=== Requirements ===
Extract every entry word for word.

=== Task inputs ===

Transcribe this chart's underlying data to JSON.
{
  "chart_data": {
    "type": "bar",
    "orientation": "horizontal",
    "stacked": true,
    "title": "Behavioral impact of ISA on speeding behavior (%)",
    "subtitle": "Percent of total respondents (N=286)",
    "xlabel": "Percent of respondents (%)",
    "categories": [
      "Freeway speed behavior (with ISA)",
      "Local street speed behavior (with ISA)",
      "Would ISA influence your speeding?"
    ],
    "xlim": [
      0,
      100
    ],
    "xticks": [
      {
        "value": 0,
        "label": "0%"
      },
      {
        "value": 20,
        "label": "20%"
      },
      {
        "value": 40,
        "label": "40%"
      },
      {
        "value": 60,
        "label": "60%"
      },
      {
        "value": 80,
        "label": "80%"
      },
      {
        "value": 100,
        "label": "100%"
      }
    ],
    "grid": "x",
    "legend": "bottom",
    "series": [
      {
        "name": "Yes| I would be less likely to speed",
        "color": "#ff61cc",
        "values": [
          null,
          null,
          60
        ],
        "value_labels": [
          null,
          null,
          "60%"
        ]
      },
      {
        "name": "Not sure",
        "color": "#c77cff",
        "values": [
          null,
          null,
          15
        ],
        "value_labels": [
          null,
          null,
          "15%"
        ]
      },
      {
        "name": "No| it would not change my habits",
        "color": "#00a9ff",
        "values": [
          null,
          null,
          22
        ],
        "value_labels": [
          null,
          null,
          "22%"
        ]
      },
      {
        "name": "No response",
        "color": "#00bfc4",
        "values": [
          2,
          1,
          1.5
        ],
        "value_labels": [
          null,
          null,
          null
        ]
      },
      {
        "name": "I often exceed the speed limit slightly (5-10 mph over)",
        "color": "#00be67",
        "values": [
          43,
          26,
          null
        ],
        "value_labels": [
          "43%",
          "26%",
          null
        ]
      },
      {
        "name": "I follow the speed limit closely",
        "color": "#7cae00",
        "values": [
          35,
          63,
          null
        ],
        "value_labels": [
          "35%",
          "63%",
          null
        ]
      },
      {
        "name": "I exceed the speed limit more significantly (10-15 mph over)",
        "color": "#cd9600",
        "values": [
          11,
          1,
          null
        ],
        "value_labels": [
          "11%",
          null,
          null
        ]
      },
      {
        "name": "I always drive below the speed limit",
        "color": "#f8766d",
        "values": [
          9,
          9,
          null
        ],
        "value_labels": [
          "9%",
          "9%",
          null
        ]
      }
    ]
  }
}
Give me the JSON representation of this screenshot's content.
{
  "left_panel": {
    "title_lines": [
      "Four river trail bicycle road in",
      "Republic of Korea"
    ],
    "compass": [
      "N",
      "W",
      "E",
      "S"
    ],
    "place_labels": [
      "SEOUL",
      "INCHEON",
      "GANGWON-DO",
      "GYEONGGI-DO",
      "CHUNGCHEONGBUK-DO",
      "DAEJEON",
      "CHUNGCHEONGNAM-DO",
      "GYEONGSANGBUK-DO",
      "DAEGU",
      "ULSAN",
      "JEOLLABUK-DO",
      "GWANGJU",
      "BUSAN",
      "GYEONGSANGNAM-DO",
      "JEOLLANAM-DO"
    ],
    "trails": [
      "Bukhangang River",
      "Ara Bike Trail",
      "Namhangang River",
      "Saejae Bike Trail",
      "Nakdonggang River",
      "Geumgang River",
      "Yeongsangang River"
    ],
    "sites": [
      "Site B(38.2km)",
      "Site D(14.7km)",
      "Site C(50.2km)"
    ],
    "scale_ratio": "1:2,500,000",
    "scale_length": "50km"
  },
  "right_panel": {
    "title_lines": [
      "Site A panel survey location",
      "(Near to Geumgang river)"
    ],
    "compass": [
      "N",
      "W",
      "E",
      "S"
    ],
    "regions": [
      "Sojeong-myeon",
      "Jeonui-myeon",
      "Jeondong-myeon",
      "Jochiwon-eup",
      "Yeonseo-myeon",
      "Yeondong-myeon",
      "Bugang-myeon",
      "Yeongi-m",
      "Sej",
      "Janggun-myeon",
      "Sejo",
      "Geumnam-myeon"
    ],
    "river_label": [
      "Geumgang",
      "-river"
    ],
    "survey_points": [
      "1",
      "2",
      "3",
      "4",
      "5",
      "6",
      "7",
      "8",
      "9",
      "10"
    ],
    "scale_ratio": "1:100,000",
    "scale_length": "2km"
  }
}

=== Exercise result ===
Transcribe this chart's underlying data to JSON.
{
  "chart_data": {
    "type": "bar",
    "orientation": "horizontal",
    "stacked": true,
    "title": "Behavioral impact of ISA on speeding behavior (%)",
    "subtitle": "Percent of total respondents (N=286)",
    "xlabel": "Percent of respondents (%)",
    "categories": [
      "Freeway speed behavior (with ISA)",
      "Local street speed behavior (with ISA)",
      "Would ISA influence your speeding?"
    ],
    "xlim": [
      0,
      100
    ],
    "xticks": [
      {
        "value": 0,
        "label": "0%"
      },
      {
        "value": 20,
        "label": "20%"
      },
      {
        "value": 40,
        "label": "40%"
      },
      {
        "value": 60,
        "label": "60%"
      },
      {
        "value": 80,
        "label": "80%"
      },
      {
        "value": 100,
        "label": "100%"
      }
    ],
    "grid": "x",
    "legend": "bottom",
    "series": [
      {
        "name": "Yes| I would be less likely to speed",
        "color": "#ff61cc",
        "values": [
          null,
          null,
          60
        ],
        "value_labels": [
          null,
          null,
          "60%"
        ]
      },
      {
        "name": "Not sure",
        "color": "#c77cff",
        "values": [
          null,
          null,
          15
        ],
        "value_labels": [
          null,
          null,
          "15%"
        ]
      },
      {
        "name": "No| it would not change my habits",
        "color": "#00a9ff",
        "values": [
          null,
          null,
          22
        ],
        "value_labels": [
          null,
          null,
          "22%"
        ]
      },
      {
        "name": "No response",
        "color": "#00bfc4",
        "values": [
          2,
          1,
          1.5
        ],
        "value_labels": [
          null,
          null,
          null
        ]
      },
      {
        "name": "I often exceed the speed limit slightly (5-10 mph over)",
        "color": "#00be67",
        "values": [
          43,
          26,
          null
        ],
        "value_labels": [
          "43%",
          "26%",
          null
        ]
      },
      {
        "name": "I follow the speed limit closely",
        "color": "#7cae00",
        "values": [
          35,
          63,
          null
        ],
        "value_labels": [
          "35%",
          "63%",
          null
        ]
      },
      {
        "name": "I exceed the speed limit more significantly (10-15 mph over)",
        "color": "#cd9600",
        "values": [
          11,
          1,
          null
        ],
        "value_labels": [
          "11%",
          null,
          null
        ]
      },
      {
        "name": "I always drive below the speed limit",
        "color": "#f8766d",
        "values": [
          9,
          9,
          null
        ],
        "value_labels": [
          "9%",
          "9%",
          null
        ]
      }
    ]
  }
}
Give me the JSON representation of this screenshot's content.
{
  "left_panel": {
    "title_lines": [
      "Four river trail bicycle road in",
      "Republic of Korea"
    ],
    "compass": [
      "N",
      "W",
      "E",
      "S"
    ],
    "place_labels": [
      "SEOUL",
      "INCHEON",
      "GANGWON-DO",
      "GYEONGGI-DO",
      "CHUNGCHEONGBUK-DO",
      "DAEJEON",
      "CHUNGCHEONGNAM-DO",
      "GYEONGSANGBUK-DO",
      "DAEGU",
      "ULSAN",
      "JEOLLABUK-DO",
      "GWANGJU",
      "BUSAN",
      "GYEONGSANGNAM-DO",
      "JEOLLANAM-DO"
    ],
    "trails": [
      "Bukhangang River",
      "Ara Bike Trail",
      "Namhangang River",
      "Saejae Bike Trail",
      "Nakdonggang River",
      "Geumgang River",
      "Yeongsangang River"
    ],
    "sites": [
      "Site B(38.2km)",
      "Site D(14.7km)",
      "Site C(50.2km)"
    ],
    "scale_ratio": "1:2,500,000",
    "scale_length": "50km"
  },
  "right_panel": {
    "title_lines": [
      "Site A panel survey location",
      "(Near to Geumgang river)"
    ],
    "compass": [
      "N",
      "W",
      "E",
      "S"
    ],
    "regions": [
      "Sojeong-myeon",
      "Jeonui-myeon",
      "Jeondong-myeon",
      "Jochiwon-eup",
      "Yeonseo-myeon",
      "Yeondong-myeon",
      "Bugang-myeon",
      "Yeongi-m",
      "Sej",
      "Janggun-myeon",
      "Sejo",
      "Geumnam-myeon"
    ],
    "river_label": [
      "Geumgang",
      "-river"
    ],
    "survey_points": [
      "1",
      "2",
      "3",
      "4",
      "5",
      "6",
      "7",
      "8",
      "9",
      "10"
    ],
    "scale_ratio": "1:100,000",
    "scale_length": "2km"
  }
}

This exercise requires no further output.